START

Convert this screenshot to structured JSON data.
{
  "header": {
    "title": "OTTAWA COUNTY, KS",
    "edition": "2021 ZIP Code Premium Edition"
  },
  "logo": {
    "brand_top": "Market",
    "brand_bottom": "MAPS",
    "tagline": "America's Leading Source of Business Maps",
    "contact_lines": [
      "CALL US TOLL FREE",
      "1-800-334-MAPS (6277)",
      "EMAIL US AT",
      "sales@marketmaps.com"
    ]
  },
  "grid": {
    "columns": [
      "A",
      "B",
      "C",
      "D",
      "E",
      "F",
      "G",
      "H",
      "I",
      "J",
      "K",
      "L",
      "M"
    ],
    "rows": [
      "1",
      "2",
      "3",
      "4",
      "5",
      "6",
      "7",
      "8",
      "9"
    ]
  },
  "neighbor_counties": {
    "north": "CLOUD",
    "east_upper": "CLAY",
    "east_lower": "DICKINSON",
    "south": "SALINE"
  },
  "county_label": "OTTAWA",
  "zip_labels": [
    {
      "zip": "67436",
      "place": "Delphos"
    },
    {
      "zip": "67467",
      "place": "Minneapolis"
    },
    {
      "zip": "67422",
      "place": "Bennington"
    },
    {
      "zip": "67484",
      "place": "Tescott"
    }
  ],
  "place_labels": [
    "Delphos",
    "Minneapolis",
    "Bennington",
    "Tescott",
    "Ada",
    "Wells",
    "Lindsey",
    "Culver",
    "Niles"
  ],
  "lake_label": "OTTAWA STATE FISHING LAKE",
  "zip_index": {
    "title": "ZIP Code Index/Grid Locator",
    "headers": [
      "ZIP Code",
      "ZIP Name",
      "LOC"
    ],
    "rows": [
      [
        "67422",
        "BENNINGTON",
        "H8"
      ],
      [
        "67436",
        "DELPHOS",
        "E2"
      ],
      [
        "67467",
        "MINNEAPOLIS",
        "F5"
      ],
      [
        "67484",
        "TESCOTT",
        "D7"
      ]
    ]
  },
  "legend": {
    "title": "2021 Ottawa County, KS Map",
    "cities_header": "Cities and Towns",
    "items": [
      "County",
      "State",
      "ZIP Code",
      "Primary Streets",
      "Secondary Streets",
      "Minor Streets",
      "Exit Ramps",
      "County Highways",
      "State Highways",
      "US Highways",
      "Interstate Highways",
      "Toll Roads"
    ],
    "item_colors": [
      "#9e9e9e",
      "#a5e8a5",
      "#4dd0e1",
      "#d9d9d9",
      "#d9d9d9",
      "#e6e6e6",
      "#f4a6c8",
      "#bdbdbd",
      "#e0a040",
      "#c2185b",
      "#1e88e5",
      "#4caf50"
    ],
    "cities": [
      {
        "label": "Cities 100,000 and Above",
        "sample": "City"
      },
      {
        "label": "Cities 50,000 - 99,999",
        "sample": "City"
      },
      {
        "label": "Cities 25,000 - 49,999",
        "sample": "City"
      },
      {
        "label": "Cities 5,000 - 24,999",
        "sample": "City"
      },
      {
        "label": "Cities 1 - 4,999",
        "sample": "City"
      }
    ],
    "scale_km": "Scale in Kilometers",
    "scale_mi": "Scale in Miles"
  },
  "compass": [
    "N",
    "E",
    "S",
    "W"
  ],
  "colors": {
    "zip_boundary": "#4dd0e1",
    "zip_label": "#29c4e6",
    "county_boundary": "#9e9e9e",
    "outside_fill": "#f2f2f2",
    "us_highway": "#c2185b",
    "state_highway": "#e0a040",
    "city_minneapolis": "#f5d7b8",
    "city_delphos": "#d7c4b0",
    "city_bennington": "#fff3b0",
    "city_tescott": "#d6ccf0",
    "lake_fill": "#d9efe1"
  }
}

END

## SET PROBLEM
Find every line in the records above that contains the word "Streets", and copy each one.

## REPLY
      "Primary Streets",
      "Secondary Streets",
      "Minor Streets",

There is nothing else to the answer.